---------- DATA PROVIDED ----------

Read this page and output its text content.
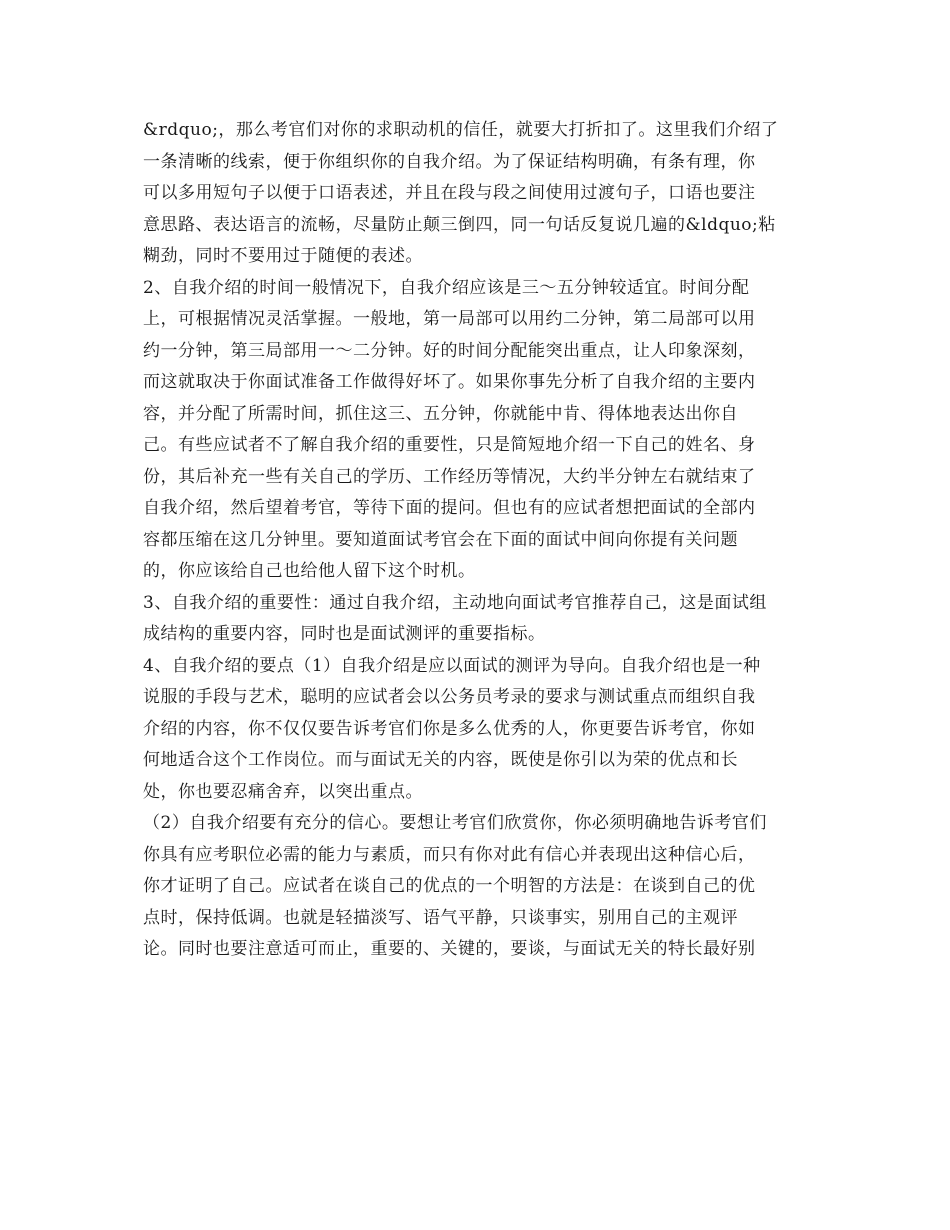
&rdquo;，那么考官们对你的求职动机的信任，就要大打折扣了。这里我们介绍了
一条清晰的线索，便于你组织你的自我介绍。为了保证结构明确，有条有理，你
可以多用短句子以便于口语表述，并且在段与段之间使用过渡句子，口语也要注
意思路、表达语言的流畅，尽量防止颠三倒四，同一句话反复说几遍的&ldquo;粘
糊劲，同时不要用过于随便的表述。
2、自我介绍的时间一般情况下，自我介绍应该是三～五分钟较适宜。时间分配
上，可根据情况灵活掌握。一般地，第一局部可以用约二分钟，第二局部可以用
约一分钟，第三局部用一～二分钟。好的时间分配能突出重点，让人印象深刻，
而这就取决于你面试准备工作做得好坏了。如果你事先分析了自我介绍的主要内
容，并分配了所需时间，抓住这三、五分钟，你就能中肯、得体地表达出你自
己。有些应试者不了解自我介绍的重要性，只是简短地介绍一下自己的姓名、身
份，其后补充一些有关自己的学历、工作经历等情况，大约半分钟左右就结束了
自我介绍，然后望着考官，等待下面的提问。但也有的应试者想把面试的全部内
容都压缩在这几分钟里。要知道面试考官会在下面的面试中间向你提有关问题
的，你应该给自己也给他人留下这个时机。
3、自我介绍的重要性：通过自我介绍，主动地向面试考官推荐自己，这是面试组
成结构的重要内容，同时也是面试测评的重要指标。
4、自我介绍的要点（1）自我介绍是应以面试的测评为导向。自我介绍也是一种
说服的手段与艺术，聪明的应试者会以公务员考录的要求与测试重点而组织自我
介绍的内容，你不仅仅要告诉考官们你是多么优秀的人，你更要告诉考官，你如
何地适合这个工作岗位。而与面试无关的内容，既使是你引以为荣的优点和长
处，你也要忍痛舍弃，以突出重点。
（2）自我介绍要有充分的信心。要想让考官们欣赏你，你必须明确地告诉考官们
你具有应考职位必需的能力与素质，而只有你对此有信心并表现出这种信心后，
你才证明了自己。应试者在谈自己的优点的一个明智的方法是：在谈到自己的优
点时，保持低调。也就是轻描淡写、语气平静，只谈事实，别用自己的主观评
论。同时也要注意适可而止，重要的、关键的，要谈，与面试无关的特长最好别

----------

## DIRECTION
Copy everything in the records above except the pictures, exactly as written.

## REPLY TO THE EXERCISE
Read this page and output its text content.
&rdquo;，那么考官们对你的求职动机的信任，就要大打折扣了。这里我们介绍了
一条清晰的线索，便于你组织你的自我介绍。为了保证结构明确，有条有理，你
可以多用短句子以便于口语表述，并且在段与段之间使用过渡句子，口语也要注
意思路、表达语言的流畅，尽量防止颠三倒四，同一句话反复说几遍的&ldquo;粘
糊劲，同时不要用过于随便的表述。
2、自我介绍的时间一般情况下，自我介绍应该是三～五分钟较适宜。时间分配
上，可根据情况灵活掌握。一般地，第一局部可以用约二分钟，第二局部可以用
约一分钟，第三局部用一～二分钟。好的时间分配能突出重点，让人印象深刻，
而这就取决于你面试准备工作做得好坏了。如果你事先分析了自我介绍的主要内
容，并分配了所需时间，抓住这三、五分钟，你就能中肯、得体地表达出你自
己。有些应试者不了解自我介绍的重要性，只是简短地介绍一下自己的姓名、身
份，其后补充一些有关自己的学历、工作经历等情况，大约半分钟左右就结束了
自我介绍，然后望着考官，等待下面的提问。但也有的应试者想把面试的全部内
容都压缩在这几分钟里。要知道面试考官会在下面的面试中间向你提有关问题
的，你应该给自己也给他人留下这个时机。
3、自我介绍的重要性：通过自我介绍，主动地向面试考官推荐自己，这是面试组
成结构的重要内容，同时也是面试测评的重要指标。
4、自我介绍的要点（1）自我介绍是应以面试的测评为导向。自我介绍也是一种
说服的手段与艺术，聪明的应试者会以公务员考录的要求与测试重点而组织自我
介绍的内容，你不仅仅要告诉考官们你是多么优秀的人，你更要告诉考官，你如
何地适合这个工作岗位。而与面试无关的内容，既使是你引以为荣的优点和长
处，你也要忍痛舍弃，以突出重点。
（2）自我介绍要有充分的信心。要想让考官们欣赏你，你必须明确地告诉考官们
你具有应考职位必需的能力与素质，而只有你对此有信心并表现出这种信心后，
你才证明了自己。应试者在谈自己的优点的一个明智的方法是：在谈到自己的优
点时，保持低调。也就是轻描淡写、语气平静，只谈事实，别用自己的主观评
论。同时也要注意适可而止，重要的、关键的，要谈，与面试无关的特长最好别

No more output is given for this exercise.